Short exercise
Quote each record exactly, please, leaving none out.

The records
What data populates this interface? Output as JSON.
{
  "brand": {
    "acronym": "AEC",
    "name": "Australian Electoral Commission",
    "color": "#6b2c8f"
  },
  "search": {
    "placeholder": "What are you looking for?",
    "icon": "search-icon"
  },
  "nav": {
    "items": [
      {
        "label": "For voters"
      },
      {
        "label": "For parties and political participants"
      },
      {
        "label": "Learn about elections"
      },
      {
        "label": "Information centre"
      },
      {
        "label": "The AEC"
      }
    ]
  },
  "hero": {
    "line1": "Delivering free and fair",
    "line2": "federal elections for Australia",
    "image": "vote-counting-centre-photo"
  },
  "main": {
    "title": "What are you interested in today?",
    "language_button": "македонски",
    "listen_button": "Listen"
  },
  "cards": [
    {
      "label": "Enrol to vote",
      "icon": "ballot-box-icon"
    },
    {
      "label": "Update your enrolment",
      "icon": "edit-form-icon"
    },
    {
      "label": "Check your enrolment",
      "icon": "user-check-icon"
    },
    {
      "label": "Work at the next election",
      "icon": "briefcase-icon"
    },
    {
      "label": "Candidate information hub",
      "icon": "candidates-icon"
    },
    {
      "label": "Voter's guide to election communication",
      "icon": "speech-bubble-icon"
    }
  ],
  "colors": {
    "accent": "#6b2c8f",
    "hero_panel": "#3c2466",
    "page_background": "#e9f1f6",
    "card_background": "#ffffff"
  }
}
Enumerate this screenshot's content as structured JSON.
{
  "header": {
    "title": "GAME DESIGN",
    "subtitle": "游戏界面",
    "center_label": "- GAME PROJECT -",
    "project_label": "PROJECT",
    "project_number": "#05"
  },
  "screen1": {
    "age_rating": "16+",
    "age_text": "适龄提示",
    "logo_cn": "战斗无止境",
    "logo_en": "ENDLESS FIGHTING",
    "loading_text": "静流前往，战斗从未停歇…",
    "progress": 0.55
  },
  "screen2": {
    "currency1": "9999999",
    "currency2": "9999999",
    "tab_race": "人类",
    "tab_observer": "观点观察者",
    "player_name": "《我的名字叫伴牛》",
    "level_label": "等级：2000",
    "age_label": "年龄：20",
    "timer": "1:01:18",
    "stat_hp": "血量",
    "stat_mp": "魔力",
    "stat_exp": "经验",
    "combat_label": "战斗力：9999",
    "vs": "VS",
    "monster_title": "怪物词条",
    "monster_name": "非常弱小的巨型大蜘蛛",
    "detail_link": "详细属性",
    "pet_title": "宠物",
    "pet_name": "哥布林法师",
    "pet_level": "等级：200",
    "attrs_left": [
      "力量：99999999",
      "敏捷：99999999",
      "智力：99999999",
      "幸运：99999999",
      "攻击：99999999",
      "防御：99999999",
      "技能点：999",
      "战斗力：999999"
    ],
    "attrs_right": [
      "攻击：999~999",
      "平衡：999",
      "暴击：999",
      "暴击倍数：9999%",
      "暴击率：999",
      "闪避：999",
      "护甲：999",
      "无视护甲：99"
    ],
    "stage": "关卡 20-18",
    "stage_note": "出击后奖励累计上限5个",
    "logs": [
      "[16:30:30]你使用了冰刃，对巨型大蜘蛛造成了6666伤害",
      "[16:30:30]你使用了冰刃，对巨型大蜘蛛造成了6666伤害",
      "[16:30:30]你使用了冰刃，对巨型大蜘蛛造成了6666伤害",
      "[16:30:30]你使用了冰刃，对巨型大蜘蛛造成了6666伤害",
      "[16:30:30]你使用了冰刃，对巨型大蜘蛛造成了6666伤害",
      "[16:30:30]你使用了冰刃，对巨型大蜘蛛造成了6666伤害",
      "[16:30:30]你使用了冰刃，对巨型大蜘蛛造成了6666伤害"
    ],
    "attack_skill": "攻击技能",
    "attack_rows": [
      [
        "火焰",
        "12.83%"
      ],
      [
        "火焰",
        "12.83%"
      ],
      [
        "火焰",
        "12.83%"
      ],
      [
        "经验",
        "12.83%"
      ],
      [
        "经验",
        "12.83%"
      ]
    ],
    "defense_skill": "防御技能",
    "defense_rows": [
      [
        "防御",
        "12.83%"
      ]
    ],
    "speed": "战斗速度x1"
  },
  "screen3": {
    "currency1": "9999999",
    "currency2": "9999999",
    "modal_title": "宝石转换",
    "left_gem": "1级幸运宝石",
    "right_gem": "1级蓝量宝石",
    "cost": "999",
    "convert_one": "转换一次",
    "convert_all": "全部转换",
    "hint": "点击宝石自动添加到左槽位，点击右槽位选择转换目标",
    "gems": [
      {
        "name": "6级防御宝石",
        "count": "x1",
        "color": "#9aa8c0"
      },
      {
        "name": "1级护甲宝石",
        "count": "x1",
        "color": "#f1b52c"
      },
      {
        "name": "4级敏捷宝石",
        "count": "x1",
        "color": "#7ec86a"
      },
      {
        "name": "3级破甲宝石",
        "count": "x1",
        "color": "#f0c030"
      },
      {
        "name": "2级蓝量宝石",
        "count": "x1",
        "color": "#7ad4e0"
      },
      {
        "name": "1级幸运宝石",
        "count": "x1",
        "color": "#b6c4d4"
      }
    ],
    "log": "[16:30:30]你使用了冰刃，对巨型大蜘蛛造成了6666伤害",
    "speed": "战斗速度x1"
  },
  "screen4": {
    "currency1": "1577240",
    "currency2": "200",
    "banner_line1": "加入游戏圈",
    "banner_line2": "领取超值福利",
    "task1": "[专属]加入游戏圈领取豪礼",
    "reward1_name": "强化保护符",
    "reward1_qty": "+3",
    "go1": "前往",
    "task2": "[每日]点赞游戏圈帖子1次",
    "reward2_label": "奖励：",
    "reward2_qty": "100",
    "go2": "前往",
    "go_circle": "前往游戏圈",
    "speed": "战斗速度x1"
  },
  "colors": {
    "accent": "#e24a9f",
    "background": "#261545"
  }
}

Right answer
What data populates this interface? Output as JSON.
{
  "brand": {
    "acronym": "AEC",
    "name": "Australian Electoral Commission",
    "color": "#6b2c8f"
  },
  "search": {
    "placeholder": "What are you looking for?",
    "icon": "search-icon"
  },
  "nav": {
    "items": [
      {
        "label": "For voters"
      },
      {
        "label": "For parties and political participants"
      },
      {
        "label": "Learn about elections"
      },
      {
        "label": "Information centre"
      },
      {
        "label": "The AEC"
      }
    ]
  },
  "hero": {
    "line1": "Delivering free and fair",
    "line2": "federal elections for Australia",
    "image": "vote-counting-centre-photo"
  },
  "main": {
    "title": "What are you interested in today?",
    "language_button": "македонски",
    "listen_button": "Listen"
  },
  "cards": [
    {
      "label": "Enrol to vote",
      "icon": "ballot-box-icon"
    },
    {
      "label": "Update your enrolment",
      "icon": "edit-form-icon"
    },
    {
      "label": "Check your enrolment",
      "icon": "user-check-icon"
    },
    {
      "label": "Work at the next election",
      "icon": "briefcase-icon"
    },
    {
      "label": "Candidate information hub",
      "icon": "candidates-icon"
    },
    {
      "label": "Voter's guide to election communication",
      "icon": "speech-bubble-icon"
    }
  ],
  "colors": {
    "accent": "#6b2c8f",
    "hero_panel": "#3c2466",
    "page_background": "#e9f1f6",
    "card_background": "#ffffff"
  }
}
Enumerate this screenshot's content as structured JSON.
{
  "header": {
    "title": "GAME DESIGN",
    "subtitle": "游戏界面",
    "center_label": "- GAME PROJECT -",
    "project_label": "PROJECT",
    "project_number": "#05"
  },
  "screen1": {
    "age_rating": "16+",
    "age_text": "适龄提示",
    "logo_cn": "战斗无止境",
    "logo_en": "ENDLESS FIGHTING",
    "loading_text": "静流前往，战斗从未停歇…",
    "progress": 0.55
  },
  "screen2": {
    "currency1": "9999999",
    "currency2": "9999999",
    "tab_race": "人类",
    "tab_observer": "观点观察者",
    "player_name": "《我的名字叫伴牛》",
    "level_label": "等级：2000",
    "age_label": "年龄：20",
    "timer": "1:01:18",
    "stat_hp": "血量",
    "stat_mp": "魔力",
    "stat_exp": "经验",
    "combat_label": "战斗力：9999",
    "vs": "VS",
    "monster_title": "怪物词条",
    "monster_name": "非常弱小的巨型大蜘蛛",
    "detail_link": "详细属性",
    "pet_title": "宠物",
    "pet_name": "哥布林法师",
    "pet_level": "等级：200",
    "attrs_left": [
      "力量：99999999",
      "敏捷：99999999",
      "智力：99999999",
      "幸运：99999999",
      "攻击：99999999",
      "防御：99999999",
      "技能点：999",
      "战斗力：999999"
    ],
    "attrs_right": [
      "攻击：999~999",
      "平衡：999",
      "暴击：999",
      "暴击倍数：9999%",
      "暴击率：999",
      "闪避：999",
      "护甲：999",
      "无视护甲：99"
    ],
    "stage": "关卡 20-18",
    "stage_note": "出击后奖励累计上限5个",
    "logs": [
      "[16:30:30]你使用了冰刃，对巨型大蜘蛛造成了6666伤害",
      "[16:30:30]你使用了冰刃，对巨型大蜘蛛造成了6666伤害",
      "[16:30:30]你使用了冰刃，对巨型大蜘蛛造成了6666伤害",
      "[16:30:30]你使用了冰刃，对巨型大蜘蛛造成了6666伤害",
      "[16:30:30]你使用了冰刃，对巨型大蜘蛛造成了6666伤害",
      "[16:30:30]你使用了冰刃，对巨型大蜘蛛造成了6666伤害",
      "[16:30:30]你使用了冰刃，对巨型大蜘蛛造成了6666伤害"
    ],
    "attack_skill": "攻击技能",
    "attack_rows": [
      [
        "火焰",
        "12.83%"
      ],
      [
        "火焰",
        "12.83%"
      ],
      [
        "火焰",
        "12.83%"
      ],
      [
        "经验",
        "12.83%"
      ],
      [
        "经验",
        "12.83%"
      ]
    ],
    "defense_skill": "防御技能",
    "defense_rows": [
      [
        "防御",
        "12.83%"
      ]
    ],
    "speed": "战斗速度x1"
  },
  "screen3": {
    "currency1": "9999999",
    "currency2": "9999999",
    "modal_title": "宝石转换",
    "left_gem": "1级幸运宝石",
    "right_gem": "1级蓝量宝石",
    "cost": "999",
    "convert_one": "转换一次",
    "convert_all": "全部转换",
    "hint": "点击宝石自动添加到左槽位，点击右槽位选择转换目标",
    "gems": [
      {
        "name": "6级防御宝石",
        "count": "x1",
        "color": "#9aa8c0"
      },
      {
        "name": "1级护甲宝石",
        "count": "x1",
        "color": "#f1b52c"
      },
      {
        "name": "4级敏捷宝石",
        "count": "x1",
        "color": "#7ec86a"
      },
      {
        "name": "3级破甲宝石",
        "count": "x1",
        "color": "#f0c030"
      },
      {
        "name": "2级蓝量宝石",
        "count": "x1",
        "color": "#7ad4e0"
      },
      {
        "name": "1级幸运宝石",
        "count": "x1",
        "color": "#b6c4d4"
      }
    ],
    "log": "[16:30:30]你使用了冰刃，对巨型大蜘蛛造成了6666伤害",
    "speed": "战斗速度x1"
  },
  "screen4": {
    "currency1": "1577240",
    "currency2": "200",
    "banner_line1": "加入游戏圈",
    "banner_line2": "领取超值福利",
    "task1": "[专属]加入游戏圈领取豪礼",
    "reward1_name": "强化保护符",
    "reward1_qty": "+3",
    "go1": "前往",
    "task2": "[每日]点赞游戏圈帖子1次",
    "reward2_label": "奖励：",
    "reward2_qty": "100",
    "go2": "前往",
    "go_circle": "前往游戏圈",
    "speed": "战斗速度x1"
  },
  "colors": {
    "accent": "#e24a9f",
    "background": "#261545"
  }
}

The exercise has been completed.